- _Data for this task_
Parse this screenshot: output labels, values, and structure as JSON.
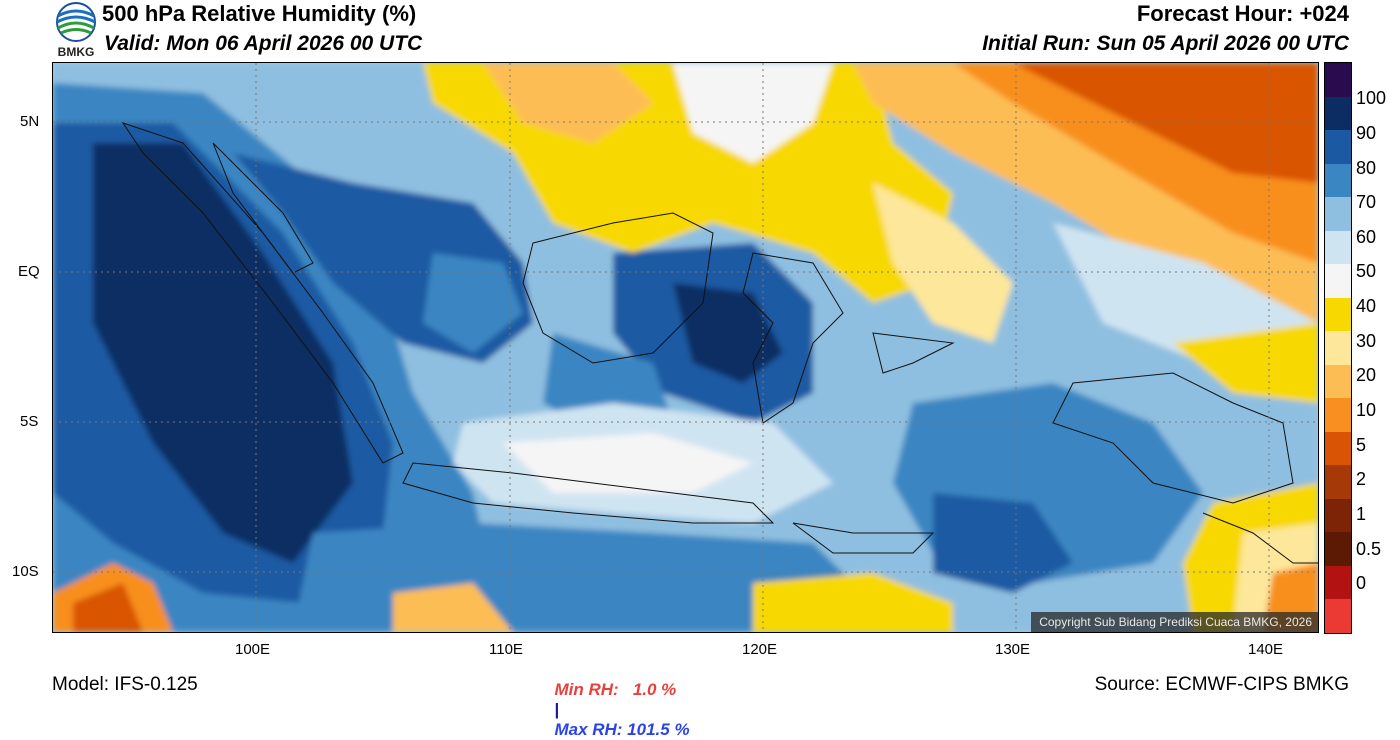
{
  "header": {
    "title": "500 hPa Relative Humidity (%)",
    "valid": "Valid: Mon 06 April 2026 00 UTC",
    "forecast_hour": "Forecast Hour: +024",
    "initial_run": "Initial Run: Sun 05 April 2026 00 UTC",
    "logo_text": "BMKG"
  },
  "map": {
    "lat_labels": [
      "5N",
      "EQ",
      "5S",
      "10S"
    ],
    "lon_labels": [
      "100E",
      "110E",
      "120E",
      "130E",
      "140E"
    ],
    "copyright": "Copyright Sub Bidang Prediksi Cuaca BMKG, 2026"
  },
  "colorbar": {
    "labels": [
      "100",
      "90",
      "80",
      "70",
      "60",
      "50",
      "40",
      "30",
      "20",
      "10",
      "5",
      "2",
      "1",
      "0.5",
      "0"
    ],
    "colors": [
      "#2a0b4d",
      "#0b2d63",
      "#1b5aa3",
      "#3a86c2",
      "#8fbfe0",
      "#cfe4f1",
      "#f5f5f5",
      "#f7d800",
      "#fde79a",
      "#fdbd55",
      "#f88f1e",
      "#d95505",
      "#a53a08",
      "#7d2406",
      "#5c1a05",
      "#b31212",
      "#ea3a33"
    ]
  },
  "stats": {
    "min": "Min RH:   1.0 %",
    "separator": "|",
    "max": "Max RH: 101.5 %"
  },
  "footer": {
    "model": "Model: IFS-0.125",
    "source": "Source: ECMWF-CIPS BMKG"
  }
}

- _Objective_
How many lines in these entries hold the string "BMKG"? Answer with the number alone.

- _Finished task_
3